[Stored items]
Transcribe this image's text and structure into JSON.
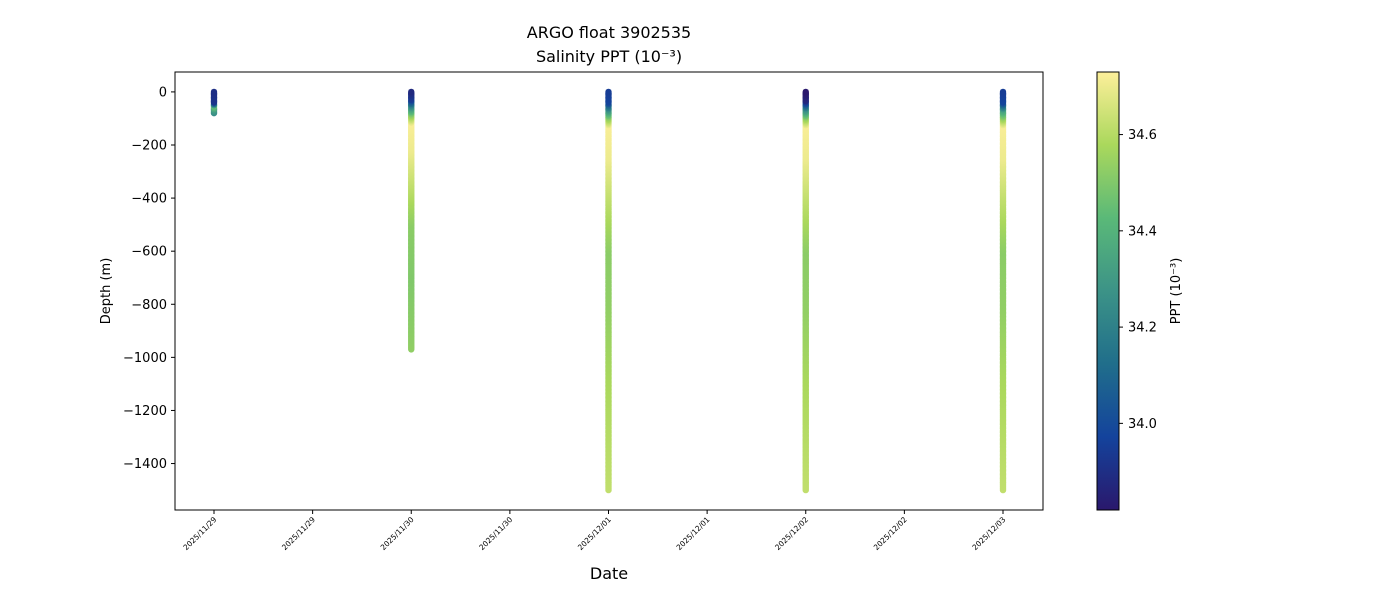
{
  "chart_data": {
    "type": "scatter",
    "title": "ARGO float 3902535",
    "subtitle": "Salinity PPT (10⁻³)",
    "xlabel": "Date",
    "ylabel": "Depth (m)",
    "x_tick_labels": [
      "2025/11/29",
      "2025/11/29",
      "2025/11/30",
      "2025/11/30",
      "2025/12/01",
      "2025/12/01",
      "2025/12/02",
      "2025/12/02",
      "2025/12/03"
    ],
    "y_ticks": [
      0,
      -200,
      -400,
      -600,
      -800,
      -1000,
      -1200,
      -1400
    ],
    "y_tick_labels": [
      "0",
      "−200",
      "−400",
      "−600",
      "−800",
      "−1000",
      "−1200",
      "−1400"
    ],
    "ylim": [
      -1575,
      75
    ],
    "colorbar": {
      "label": "PPT (10⁻³)",
      "range": [
        33.82,
        34.73
      ],
      "ticks": [
        34.0,
        34.2,
        34.4,
        34.6
      ],
      "tick_labels": [
        "34.0",
        "34.2",
        "34.4",
        "34.6"
      ],
      "colormap": "haline",
      "colors": [
        "#2a186c",
        "#14439c",
        "#206e8b",
        "#3c9387",
        "#5ab978",
        "#aad85c",
        "#fdef9a"
      ]
    },
    "profiles": [
      {
        "date": "2025/11/29",
        "max_depth": -80,
        "salinity": [
          [
            0,
            33.9
          ],
          [
            -40,
            33.92
          ],
          [
            -55,
            34.45
          ],
          [
            -70,
            34.3
          ],
          [
            -80,
            34.25
          ]
        ]
      },
      {
        "date": "2025/11/30",
        "max_depth": -970,
        "salinity": [
          [
            0,
            33.88
          ],
          [
            -30,
            33.95
          ],
          [
            -60,
            34.3
          ],
          [
            -90,
            34.55
          ],
          [
            -120,
            34.72
          ],
          [
            -220,
            34.7
          ],
          [
            -350,
            34.62
          ],
          [
            -500,
            34.52
          ],
          [
            -700,
            34.5
          ],
          [
            -970,
            34.53
          ]
        ]
      },
      {
        "date": "2025/12/01",
        "max_depth": -1500,
        "salinity": [
          [
            0,
            33.95
          ],
          [
            -40,
            33.98
          ],
          [
            -70,
            34.3
          ],
          [
            -100,
            34.55
          ],
          [
            -130,
            34.72
          ],
          [
            -250,
            34.7
          ],
          [
            -400,
            34.62
          ],
          [
            -600,
            34.52
          ],
          [
            -800,
            34.53
          ],
          [
            -1100,
            34.58
          ],
          [
            -1500,
            34.62
          ]
        ]
      },
      {
        "date": "2025/12/02",
        "max_depth": -1500,
        "salinity": [
          [
            0,
            33.82
          ],
          [
            -35,
            33.88
          ],
          [
            -65,
            34.25
          ],
          [
            -100,
            34.55
          ],
          [
            -130,
            34.72
          ],
          [
            -250,
            34.7
          ],
          [
            -400,
            34.62
          ],
          [
            -600,
            34.52
          ],
          [
            -800,
            34.53
          ],
          [
            -1100,
            34.58
          ],
          [
            -1500,
            34.62
          ]
        ]
      },
      {
        "date": "2025/12/03",
        "max_depth": -1500,
        "salinity": [
          [
            0,
            33.95
          ],
          [
            -40,
            33.98
          ],
          [
            -70,
            34.35
          ],
          [
            -100,
            34.55
          ],
          [
            -130,
            34.72
          ],
          [
            -250,
            34.7
          ],
          [
            -400,
            34.62
          ],
          [
            -600,
            34.52
          ],
          [
            -800,
            34.53
          ],
          [
            -1100,
            34.58
          ],
          [
            -1500,
            34.62
          ]
        ]
      }
    ]
  }
}
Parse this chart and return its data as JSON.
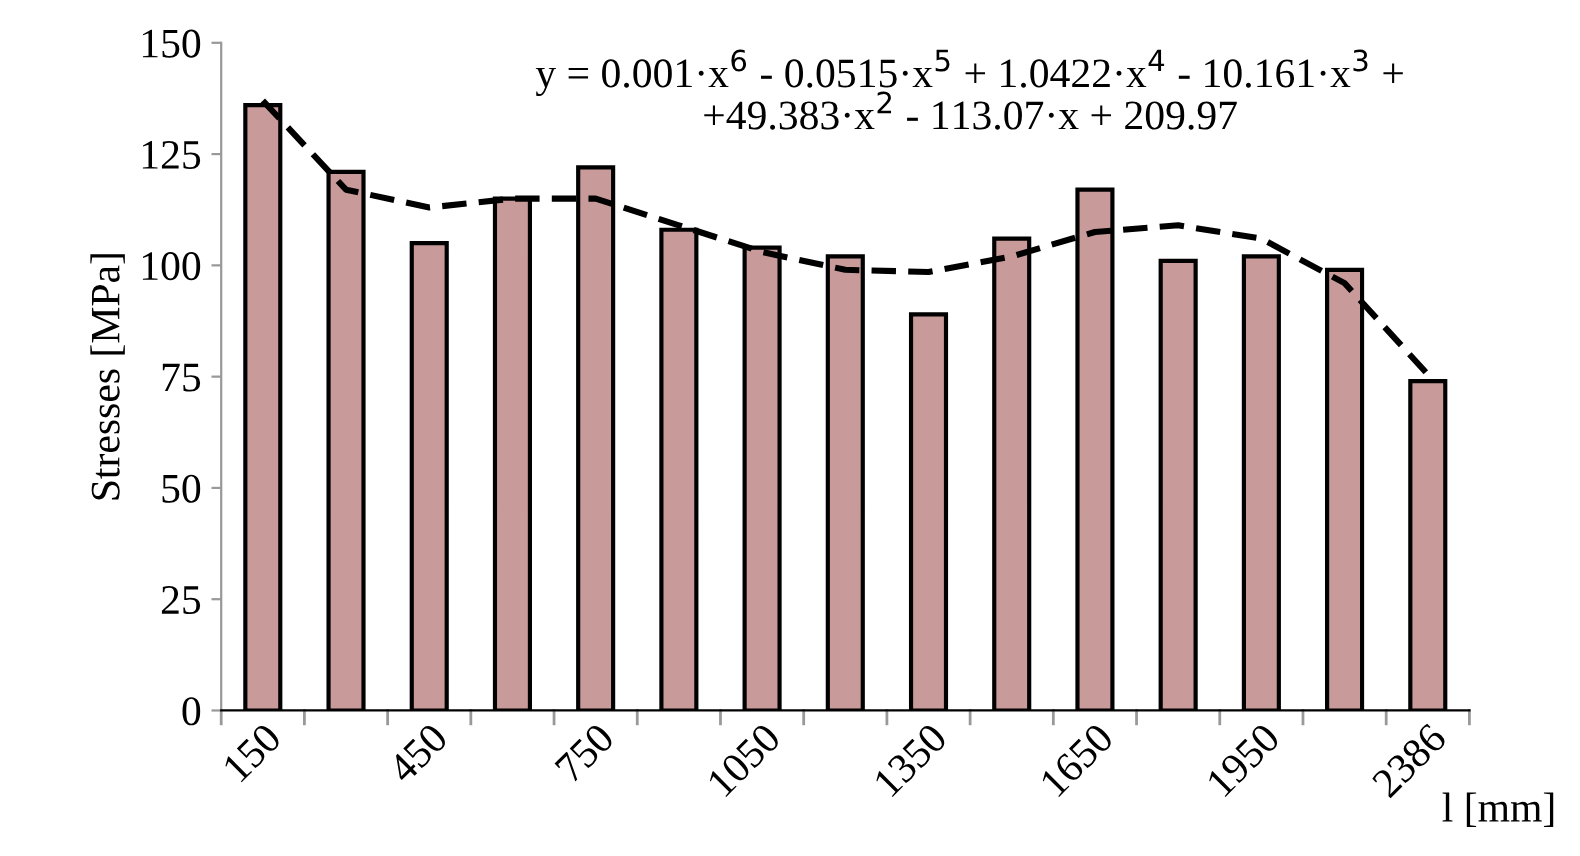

[CHALLENGE] Transcribe every line from the records above without alteration, and leave out the images.

[WORKED SOLUTION]
Transcribe this image's text and structure into JSON.
{
  "chart_data": {
    "type": "scatter",
    "title": "ARGO float 3902535",
    "subtitle": "Salinity PPT (10⁻³)",
    "xlabel": "Date",
    "ylabel": "Depth (m)",
    "x_tick_labels": [
      "2025/11/29",
      "2025/11/29",
      "2025/11/30",
      "2025/11/30",
      "2025/12/01",
      "2025/12/01",
      "2025/12/02",
      "2025/12/02",
      "2025/12/03"
    ],
    "y_ticks": [
      0,
      -200,
      -400,
      -600,
      -800,
      -1000,
      -1200,
      -1400
    ],
    "y_tick_labels": [
      "0",
      "−200",
      "−400",
      "−600",
      "−800",
      "−1000",
      "−1200",
      "−1400"
    ],
    "ylim": [
      -1575,
      75
    ],
    "colorbar": {
      "label": "PPT (10⁻³)",
      "range": [
        33.82,
        34.73
      ],
      "ticks": [
        34.0,
        34.2,
        34.4,
        34.6
      ],
      "tick_labels": [
        "34.0",
        "34.2",
        "34.4",
        "34.6"
      ],
      "colormap": "haline",
      "colors": [
        "#2a186c",
        "#14439c",
        "#206e8b",
        "#3c9387",
        "#5ab978",
        "#aad85c",
        "#fdef9a"
      ]
    },
    "profiles": [
      {
        "date": "2025/11/29",
        "max_depth": -80,
        "salinity": [
          [
            0,
            33.9
          ],
          [
            -40,
            33.92
          ],
          [
            -55,
            34.45
          ],
          [
            -70,
            34.3
          ],
          [
            -80,
            34.25
          ]
        ]
      },
      {
        "date": "2025/11/30",
        "max_depth": -970,
        "salinity": [
          [
            0,
            33.88
          ],
          [
            -30,
            33.95
          ],
          [
            -60,
            34.3
          ],
          [
            -90,
            34.55
          ],
          [
            -120,
            34.72
          ],
          [
            -220,
            34.7
          ],
          [
            -350,
            34.62
          ],
          [
            -500,
            34.52
          ],
          [
            -700,
            34.5
          ],
          [
            -970,
            34.53
          ]
        ]
      },
      {
        "date": "2025/12/01",
        "max_depth": -1500,
        "salinity": [
          [
            0,
            33.95
          ],
          [
            -40,
            33.98
          ],
          [
            -70,
            34.3
          ],
          [
            -100,
            34.55
          ],
          [
            -130,
            34.72
          ],
          [
            -250,
            34.7
          ],
          [
            -400,
            34.62
          ],
          [
            -600,
            34.52
          ],
          [
            -800,
            34.53
          ],
          [
            -1100,
            34.58
          ],
          [
            -1500,
            34.62
          ]
        ]
      },
      {
        "date": "2025/12/02",
        "max_depth": -1500,
        "salinity": [
          [
            0,
            33.82
          ],
          [
            -35,
            33.88
          ],
          [
            -65,
            34.25
          ],
          [
            -100,
            34.55
          ],
          [
            -130,
            34.72
          ],
          [
            -250,
            34.7
          ],
          [
            -400,
            34.62
          ],
          [
            -600,
            34.52
          ],
          [
            -800,
            34.53
          ],
          [
            -1100,
            34.58
          ],
          [
            -1500,
            34.62
          ]
        ]
      },
      {
        "date": "2025/12/03",
        "max_depth": -1500,
        "salinity": [
          [
            0,
            33.95
          ],
          [
            -40,
            33.98
          ],
          [
            -70,
            34.35
          ],
          [
            -100,
            34.55
          ],
          [
            -130,
            34.72
          ],
          [
            -250,
            34.7
          ],
          [
            -400,
            34.62
          ],
          [
            -600,
            34.52
          ],
          [
            -800,
            34.53
          ],
          [
            -1100,
            34.58
          ],
          [
            -1500,
            34.62
          ]
        ]
      }
    ]
  }
}
Parse this chart and return its data as JSON.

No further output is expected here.